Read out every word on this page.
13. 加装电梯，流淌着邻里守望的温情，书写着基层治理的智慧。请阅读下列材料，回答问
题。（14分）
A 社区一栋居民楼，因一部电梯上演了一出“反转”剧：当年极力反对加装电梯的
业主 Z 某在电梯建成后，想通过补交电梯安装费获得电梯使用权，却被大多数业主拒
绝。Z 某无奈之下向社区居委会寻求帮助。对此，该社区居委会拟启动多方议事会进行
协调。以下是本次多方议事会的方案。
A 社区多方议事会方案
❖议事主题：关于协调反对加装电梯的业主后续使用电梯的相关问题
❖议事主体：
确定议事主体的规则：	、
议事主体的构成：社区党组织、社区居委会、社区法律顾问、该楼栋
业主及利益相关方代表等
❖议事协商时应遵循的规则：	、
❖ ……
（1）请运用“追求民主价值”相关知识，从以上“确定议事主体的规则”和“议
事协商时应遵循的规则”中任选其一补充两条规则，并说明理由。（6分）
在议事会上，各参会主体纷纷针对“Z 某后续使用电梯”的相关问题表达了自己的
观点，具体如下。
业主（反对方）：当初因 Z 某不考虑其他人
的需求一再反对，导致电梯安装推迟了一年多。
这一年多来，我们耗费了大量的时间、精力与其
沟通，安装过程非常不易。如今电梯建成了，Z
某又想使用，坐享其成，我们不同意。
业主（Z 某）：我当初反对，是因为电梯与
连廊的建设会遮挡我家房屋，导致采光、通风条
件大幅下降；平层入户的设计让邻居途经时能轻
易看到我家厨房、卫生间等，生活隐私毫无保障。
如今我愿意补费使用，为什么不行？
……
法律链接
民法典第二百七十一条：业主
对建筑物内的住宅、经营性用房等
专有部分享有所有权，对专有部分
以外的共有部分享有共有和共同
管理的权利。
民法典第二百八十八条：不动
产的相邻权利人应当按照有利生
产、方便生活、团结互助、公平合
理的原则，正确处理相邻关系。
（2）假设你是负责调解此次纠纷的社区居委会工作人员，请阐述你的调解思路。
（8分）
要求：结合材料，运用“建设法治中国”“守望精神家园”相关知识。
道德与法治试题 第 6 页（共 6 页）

##########

GIVEN PROBLEM: Please quote every record above exactly as it appears.

RESPONSE TO THE TASK:
Read out every word on this page.
13. 加装电梯，流淌着邻里守望的温情，书写着基层治理的智慧。请阅读下列材料，回答问
题。（14分）
A 社区一栋居民楼，因一部电梯上演了一出“反转”剧：当年极力反对加装电梯的
业主 Z 某在电梯建成后，想通过补交电梯安装费获得电梯使用权，却被大多数业主拒
绝。Z 某无奈之下向社区居委会寻求帮助。对此，该社区居委会拟启动多方议事会进行
协调。以下是本次多方议事会的方案。
A 社区多方议事会方案
❖议事主题：关于协调反对加装电梯的业主后续使用电梯的相关问题
❖议事主体：
确定议事主体的规则：	、
议事主体的构成：社区党组织、社区居委会、社区法律顾问、该楼栋
业主及利益相关方代表等
❖议事协商时应遵循的规则：	、
❖ ……
（1）请运用“追求民主价值”相关知识，从以上“确定议事主体的规则”和“议
事协商时应遵循的规则”中任选其一补充两条规则，并说明理由。（6分）
在议事会上，各参会主体纷纷针对“Z 某后续使用电梯”的相关问题表达了自己的
观点，具体如下。
业主（反对方）：当初因 Z 某不考虑其他人
的需求一再反对，导致电梯安装推迟了一年多。
这一年多来，我们耗费了大量的时间、精力与其
沟通，安装过程非常不易。如今电梯建成了，Z
某又想使用，坐享其成，我们不同意。
业主（Z 某）：我当初反对，是因为电梯与
连廊的建设会遮挡我家房屋，导致采光、通风条
件大幅下降；平层入户的设计让邻居途经时能轻
易看到我家厨房、卫生间等，生活隐私毫无保障。
如今我愿意补费使用，为什么不行？
……
法律链接
民法典第二百七十一条：业主
对建筑物内的住宅、经营性用房等
专有部分享有所有权，对专有部分
以外的共有部分享有共有和共同
管理的权利。
民法典第二百八十八条：不动
产的相邻权利人应当按照有利生
产、方便生活、团结互助、公平合
理的原则，正确处理相邻关系。
（2）假设你是负责调解此次纠纷的社区居委会工作人员，请阐述你的调解思路。
（8分）
要求：结合材料，运用“建设法治中国”“守望精神家园”相关知识。
道德与法治试题 第 6 页（共 6 页）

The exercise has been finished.